Problem description: Copy each line that has the string "BINANCE" somewhere in it.

++++ Data supplied ++++

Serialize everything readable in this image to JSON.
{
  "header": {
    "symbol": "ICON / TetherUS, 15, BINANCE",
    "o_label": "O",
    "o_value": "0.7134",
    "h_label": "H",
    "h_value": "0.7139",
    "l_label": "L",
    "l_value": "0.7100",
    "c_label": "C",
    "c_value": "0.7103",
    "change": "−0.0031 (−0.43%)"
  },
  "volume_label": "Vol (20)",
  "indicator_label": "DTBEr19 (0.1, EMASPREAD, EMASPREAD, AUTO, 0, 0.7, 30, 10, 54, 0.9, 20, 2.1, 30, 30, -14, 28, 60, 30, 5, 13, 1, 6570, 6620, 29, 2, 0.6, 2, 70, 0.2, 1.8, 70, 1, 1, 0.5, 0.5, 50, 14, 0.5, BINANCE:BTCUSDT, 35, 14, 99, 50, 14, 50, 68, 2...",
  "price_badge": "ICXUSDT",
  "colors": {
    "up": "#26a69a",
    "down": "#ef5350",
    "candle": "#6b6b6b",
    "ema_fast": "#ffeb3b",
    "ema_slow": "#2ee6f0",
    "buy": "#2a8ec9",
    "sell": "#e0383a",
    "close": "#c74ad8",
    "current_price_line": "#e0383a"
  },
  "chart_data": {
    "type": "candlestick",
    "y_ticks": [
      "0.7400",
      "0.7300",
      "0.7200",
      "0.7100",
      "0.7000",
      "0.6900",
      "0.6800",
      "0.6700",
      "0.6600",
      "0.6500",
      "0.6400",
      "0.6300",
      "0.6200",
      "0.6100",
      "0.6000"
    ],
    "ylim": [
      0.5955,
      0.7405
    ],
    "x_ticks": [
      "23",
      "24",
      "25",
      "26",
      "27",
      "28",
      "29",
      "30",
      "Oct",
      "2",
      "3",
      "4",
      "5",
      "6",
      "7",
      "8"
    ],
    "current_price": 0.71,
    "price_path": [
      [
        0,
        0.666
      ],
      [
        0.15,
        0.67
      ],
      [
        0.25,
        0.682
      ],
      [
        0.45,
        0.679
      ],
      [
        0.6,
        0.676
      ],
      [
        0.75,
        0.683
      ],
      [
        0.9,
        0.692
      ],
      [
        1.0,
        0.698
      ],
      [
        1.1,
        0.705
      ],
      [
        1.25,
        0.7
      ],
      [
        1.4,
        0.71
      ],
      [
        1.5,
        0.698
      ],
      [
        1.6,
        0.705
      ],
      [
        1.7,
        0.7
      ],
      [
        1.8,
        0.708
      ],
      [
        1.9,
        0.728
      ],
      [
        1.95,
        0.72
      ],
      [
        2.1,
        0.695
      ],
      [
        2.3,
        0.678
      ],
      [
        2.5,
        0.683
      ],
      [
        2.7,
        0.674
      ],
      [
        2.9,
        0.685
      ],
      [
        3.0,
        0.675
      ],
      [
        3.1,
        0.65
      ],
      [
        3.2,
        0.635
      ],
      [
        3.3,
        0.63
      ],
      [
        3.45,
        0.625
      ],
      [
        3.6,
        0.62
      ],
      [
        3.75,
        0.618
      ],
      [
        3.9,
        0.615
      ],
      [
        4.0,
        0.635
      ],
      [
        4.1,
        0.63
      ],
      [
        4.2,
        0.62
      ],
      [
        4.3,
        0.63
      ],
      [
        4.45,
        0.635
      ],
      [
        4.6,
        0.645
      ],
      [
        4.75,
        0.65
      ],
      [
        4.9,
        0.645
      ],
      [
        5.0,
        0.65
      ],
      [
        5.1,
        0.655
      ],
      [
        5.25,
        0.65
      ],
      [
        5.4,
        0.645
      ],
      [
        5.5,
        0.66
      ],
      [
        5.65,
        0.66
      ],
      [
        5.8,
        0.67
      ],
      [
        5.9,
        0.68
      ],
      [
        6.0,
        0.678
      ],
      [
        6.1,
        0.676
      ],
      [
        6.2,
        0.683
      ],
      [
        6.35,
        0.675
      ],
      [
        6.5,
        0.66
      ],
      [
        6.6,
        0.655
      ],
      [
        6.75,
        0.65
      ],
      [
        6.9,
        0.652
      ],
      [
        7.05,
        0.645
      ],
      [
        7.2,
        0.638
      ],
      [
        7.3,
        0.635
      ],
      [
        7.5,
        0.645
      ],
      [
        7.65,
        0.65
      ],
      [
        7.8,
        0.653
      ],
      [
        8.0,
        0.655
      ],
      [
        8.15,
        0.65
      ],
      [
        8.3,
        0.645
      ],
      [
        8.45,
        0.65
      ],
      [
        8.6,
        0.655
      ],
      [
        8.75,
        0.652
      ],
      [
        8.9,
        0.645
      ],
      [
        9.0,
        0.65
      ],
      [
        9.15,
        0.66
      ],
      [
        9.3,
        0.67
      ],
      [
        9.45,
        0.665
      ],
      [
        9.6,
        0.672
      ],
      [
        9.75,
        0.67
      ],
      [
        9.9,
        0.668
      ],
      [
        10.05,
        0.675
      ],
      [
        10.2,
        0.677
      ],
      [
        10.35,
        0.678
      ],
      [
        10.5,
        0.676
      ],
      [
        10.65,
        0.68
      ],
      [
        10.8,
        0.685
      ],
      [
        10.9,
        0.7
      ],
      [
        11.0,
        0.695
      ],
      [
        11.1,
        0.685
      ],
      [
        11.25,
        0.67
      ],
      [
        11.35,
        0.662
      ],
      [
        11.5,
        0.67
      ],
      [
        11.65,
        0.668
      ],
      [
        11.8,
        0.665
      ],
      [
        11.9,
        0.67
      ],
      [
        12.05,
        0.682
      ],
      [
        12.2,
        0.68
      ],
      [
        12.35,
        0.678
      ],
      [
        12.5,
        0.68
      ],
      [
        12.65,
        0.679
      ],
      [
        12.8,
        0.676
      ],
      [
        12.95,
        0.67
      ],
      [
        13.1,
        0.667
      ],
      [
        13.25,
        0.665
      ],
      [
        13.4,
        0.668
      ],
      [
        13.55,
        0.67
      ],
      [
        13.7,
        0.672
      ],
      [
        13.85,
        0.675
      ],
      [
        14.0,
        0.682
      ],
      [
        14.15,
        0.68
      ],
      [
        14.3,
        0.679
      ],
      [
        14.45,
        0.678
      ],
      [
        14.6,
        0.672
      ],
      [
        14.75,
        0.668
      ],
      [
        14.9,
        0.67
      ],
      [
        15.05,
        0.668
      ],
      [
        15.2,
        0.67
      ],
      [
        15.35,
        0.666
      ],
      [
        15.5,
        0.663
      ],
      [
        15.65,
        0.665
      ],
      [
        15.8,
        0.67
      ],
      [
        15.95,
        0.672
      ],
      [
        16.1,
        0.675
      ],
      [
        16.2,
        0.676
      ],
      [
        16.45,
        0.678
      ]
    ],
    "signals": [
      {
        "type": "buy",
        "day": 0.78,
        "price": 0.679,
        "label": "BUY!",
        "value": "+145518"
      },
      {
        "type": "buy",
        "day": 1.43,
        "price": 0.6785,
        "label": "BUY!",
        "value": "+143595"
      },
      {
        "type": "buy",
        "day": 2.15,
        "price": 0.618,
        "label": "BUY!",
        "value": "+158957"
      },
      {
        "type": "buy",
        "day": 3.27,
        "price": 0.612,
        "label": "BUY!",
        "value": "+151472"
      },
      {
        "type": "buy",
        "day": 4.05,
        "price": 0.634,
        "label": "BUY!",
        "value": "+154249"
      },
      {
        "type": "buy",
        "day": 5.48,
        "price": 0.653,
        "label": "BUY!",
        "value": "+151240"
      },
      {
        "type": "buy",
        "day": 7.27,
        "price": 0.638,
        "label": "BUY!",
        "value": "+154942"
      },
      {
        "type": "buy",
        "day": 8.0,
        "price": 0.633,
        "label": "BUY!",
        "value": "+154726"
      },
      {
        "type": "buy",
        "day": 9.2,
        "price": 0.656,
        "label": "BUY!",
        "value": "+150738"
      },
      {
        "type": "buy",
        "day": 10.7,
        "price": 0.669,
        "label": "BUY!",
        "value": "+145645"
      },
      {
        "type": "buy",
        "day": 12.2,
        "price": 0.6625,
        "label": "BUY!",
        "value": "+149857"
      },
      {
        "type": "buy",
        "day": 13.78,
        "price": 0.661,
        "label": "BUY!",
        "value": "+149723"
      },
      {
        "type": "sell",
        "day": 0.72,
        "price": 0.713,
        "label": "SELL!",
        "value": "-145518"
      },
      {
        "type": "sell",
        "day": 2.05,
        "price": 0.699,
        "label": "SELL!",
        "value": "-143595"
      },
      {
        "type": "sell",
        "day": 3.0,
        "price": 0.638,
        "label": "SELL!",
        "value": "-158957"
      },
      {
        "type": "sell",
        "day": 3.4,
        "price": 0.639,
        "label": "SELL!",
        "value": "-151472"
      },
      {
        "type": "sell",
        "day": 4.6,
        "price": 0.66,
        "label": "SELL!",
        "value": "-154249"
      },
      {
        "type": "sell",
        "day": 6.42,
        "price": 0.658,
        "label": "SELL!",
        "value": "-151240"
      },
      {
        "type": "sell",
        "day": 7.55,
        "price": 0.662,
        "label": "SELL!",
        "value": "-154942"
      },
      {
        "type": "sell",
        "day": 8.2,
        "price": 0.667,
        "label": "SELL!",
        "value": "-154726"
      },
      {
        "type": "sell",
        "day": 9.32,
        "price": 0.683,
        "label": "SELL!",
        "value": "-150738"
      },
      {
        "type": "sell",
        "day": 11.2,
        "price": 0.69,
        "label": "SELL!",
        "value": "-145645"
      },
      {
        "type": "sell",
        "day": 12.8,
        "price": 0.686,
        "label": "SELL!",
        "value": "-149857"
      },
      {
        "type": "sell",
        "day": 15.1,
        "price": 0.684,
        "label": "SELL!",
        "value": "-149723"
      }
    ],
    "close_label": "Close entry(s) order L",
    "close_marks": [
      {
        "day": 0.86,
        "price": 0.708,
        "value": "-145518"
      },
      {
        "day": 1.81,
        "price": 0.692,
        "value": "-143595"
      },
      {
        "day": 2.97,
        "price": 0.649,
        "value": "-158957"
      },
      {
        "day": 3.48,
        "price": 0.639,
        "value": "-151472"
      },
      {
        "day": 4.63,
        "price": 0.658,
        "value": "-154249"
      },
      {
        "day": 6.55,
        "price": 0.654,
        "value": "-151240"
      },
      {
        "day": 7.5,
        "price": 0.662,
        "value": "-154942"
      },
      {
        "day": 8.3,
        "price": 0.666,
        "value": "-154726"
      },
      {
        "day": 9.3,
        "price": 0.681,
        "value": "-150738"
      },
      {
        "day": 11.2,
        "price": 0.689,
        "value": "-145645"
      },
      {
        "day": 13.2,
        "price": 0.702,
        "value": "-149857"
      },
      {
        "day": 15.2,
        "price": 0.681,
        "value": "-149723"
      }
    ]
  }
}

++++

Expected answer:
    "symbol": "ICON / TetherUS, 15, BINANCE",
  "indicator_label": "DTBEr19 (0.1, EMASPREAD, EMASPREAD, AUTO, 0, 0.7, 30, 10, 54, 0.9, 20, 2.1, 30, 30, -14, 28, 60, 30, 5, 13, 1, 6570, 6620, 29, 2, 0.6, 2, 70, 0.2, 1.8, 70, 1, 1, 0.5, 0.5, 50, 14, 0.5, BINANCE:BTCUSDT, 35, 14, 99, 50, 14, 50, 68, 2...",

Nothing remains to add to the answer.